Stored items
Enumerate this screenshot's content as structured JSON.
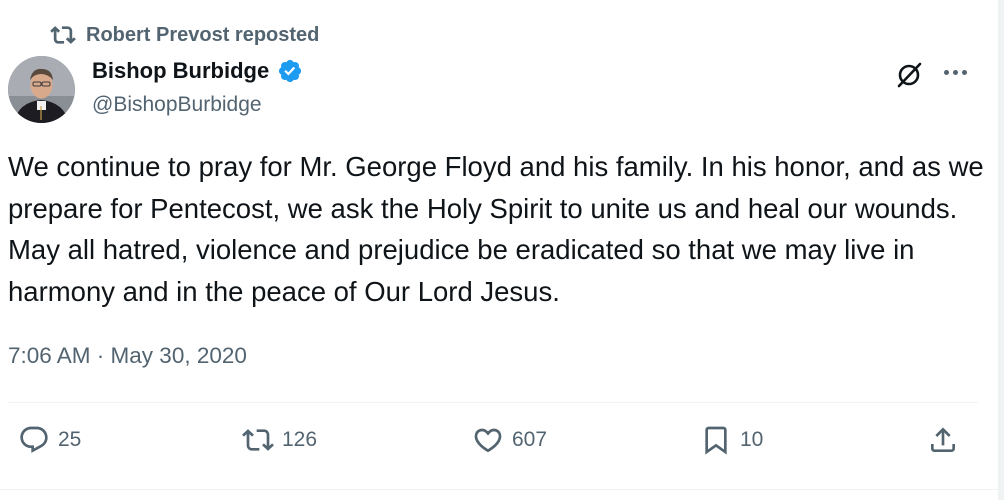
{
  "repost": {
    "icon": "repost-icon",
    "text": "Robert Prevost reposted"
  },
  "author": {
    "display_name": "Bishop Burbidge",
    "handle": "@BishopBurbidge",
    "verified": true,
    "avatar": "avatar-photo"
  },
  "tweet": {
    "text": "We continue to pray for Mr. George Floyd and his family. In his honor, and as we prepare for Pentecost, we ask the Holy Spirit to unite us and heal our wounds. May all hatred, violence and prejudice be eradicated so that we may live in harmony and in the peace of Our Lord Jesus.",
    "timestamp": "7:06 AM · May 30, 2020"
  },
  "actions": {
    "replies": "25",
    "reposts": "126",
    "likes": "607",
    "bookmarks": "10"
  },
  "colors": {
    "text": "#0f1419",
    "secondary": "#536471",
    "verified": "#1d9bf0",
    "divider": "#eff3f4"
  }
}
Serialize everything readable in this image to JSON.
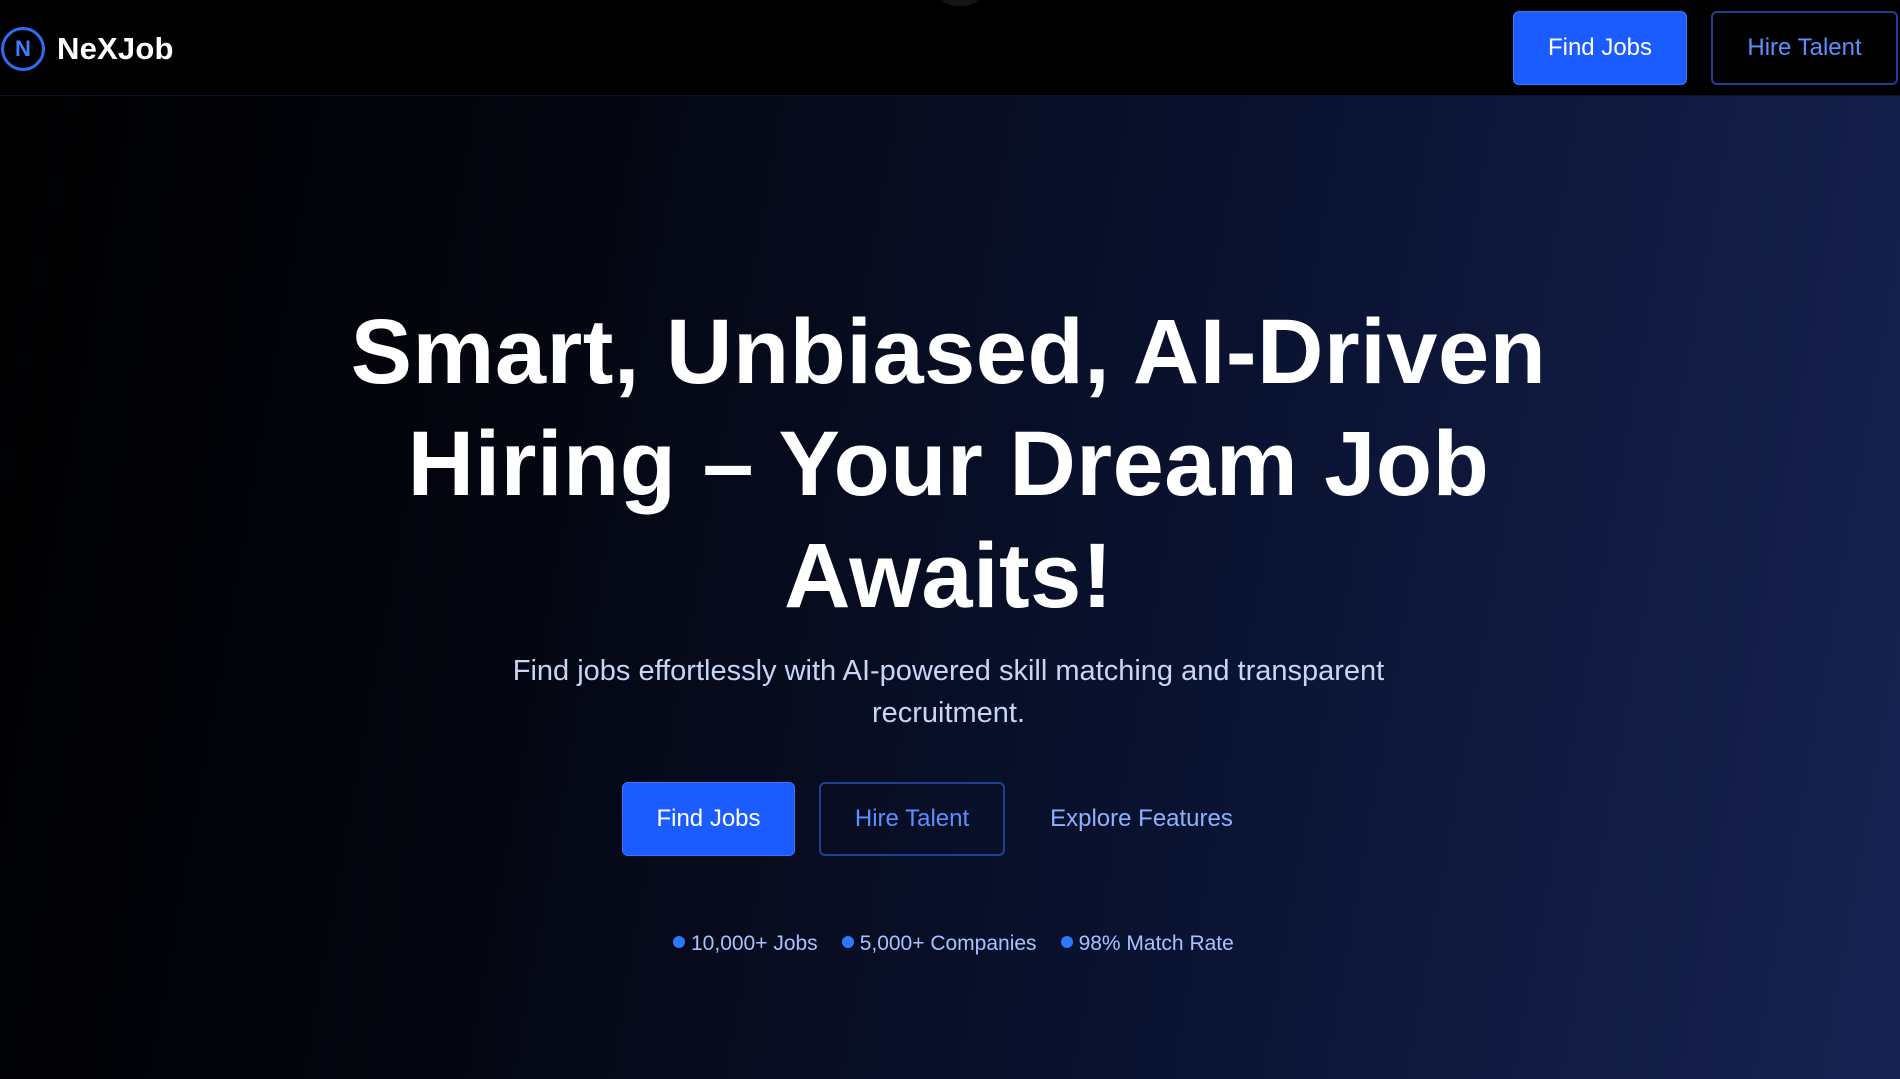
{
  "brand": {
    "logo_letter": "N",
    "name": "NeXJob"
  },
  "nav": {
    "find_jobs": "Find Jobs",
    "hire_talent": "Hire Talent"
  },
  "hero": {
    "headline_line1": "Smart, Unbiased, AI-Driven",
    "headline_line2": "Hiring – Your Dream Job",
    "headline_line3": "Awaits!",
    "subtitle_line1": "Find jobs effortlessly with AI-powered skill matching and transparent",
    "subtitle_line2": "recruitment.",
    "cta_find_jobs": "Find Jobs",
    "cta_hire_talent": "Hire Talent",
    "cta_explore": "Explore Features",
    "stats": [
      {
        "label": "10,000+ Jobs"
      },
      {
        "label": "5,000+ Companies"
      },
      {
        "label": "98% Match Rate"
      }
    ]
  },
  "colors": {
    "accent": "#1a5cff",
    "accent_text": "#5b90ff",
    "background": "#000000",
    "gradient_end": "#172352"
  }
}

§ **WHAT YOU ARE ASKED TO DO**:
Without the pictures, reproduce every line of the records above exactly.

§ **CORRECT RESULT**:
Enumerate this screenshot's content as structured JSON.
{
  "repost": {
    "icon": "repost-icon",
    "text": "Robert Prevost reposted"
  },
  "author": {
    "display_name": "Bishop Burbidge",
    "handle": "@BishopBurbidge",
    "verified": true,
    "avatar": "avatar-photo"
  },
  "tweet": {
    "text": "We continue to pray for Mr. George Floyd and his family. In his honor, and as we prepare for Pentecost, we ask the Holy Spirit to unite us and heal our wounds. May all hatred, violence and prejudice be eradicated so that we may live in harmony and in the peace of Our Lord Jesus.",
    "timestamp": "7:06 AM · May 30, 2020"
  },
  "actions": {
    "replies": "25",
    "reposts": "126",
    "likes": "607",
    "bookmarks": "10"
  },
  "colors": {
    "text": "#0f1419",
    "secondary": "#536471",
    "verified": "#1d9bf0",
    "divider": "#eff3f4"
  }
}
Serialize everything readable in this image to JSON.
{
  "brand": {
    "logo_letter": "N",
    "name": "NeXJob"
  },
  "nav": {
    "find_jobs": "Find Jobs",
    "hire_talent": "Hire Talent"
  },
  "hero": {
    "headline_line1": "Smart, Unbiased, AI-Driven",
    "headline_line2": "Hiring – Your Dream Job",
    "headline_line3": "Awaits!",
    "subtitle_line1": "Find jobs effortlessly with AI-powered skill matching and transparent",
    "subtitle_line2": "recruitment.",
    "cta_find_jobs": "Find Jobs",
    "cta_hire_talent": "Hire Talent",
    "cta_explore": "Explore Features",
    "stats": [
      {
        "label": "10,000+ Jobs"
      },
      {
        "label": "5,000+ Companies"
      },
      {
        "label": "98% Match Rate"
      }
    ]
  },
  "colors": {
    "accent": "#1a5cff",
    "accent_text": "#5b90ff",
    "background": "#000000",
    "gradient_end": "#172352"
  }
}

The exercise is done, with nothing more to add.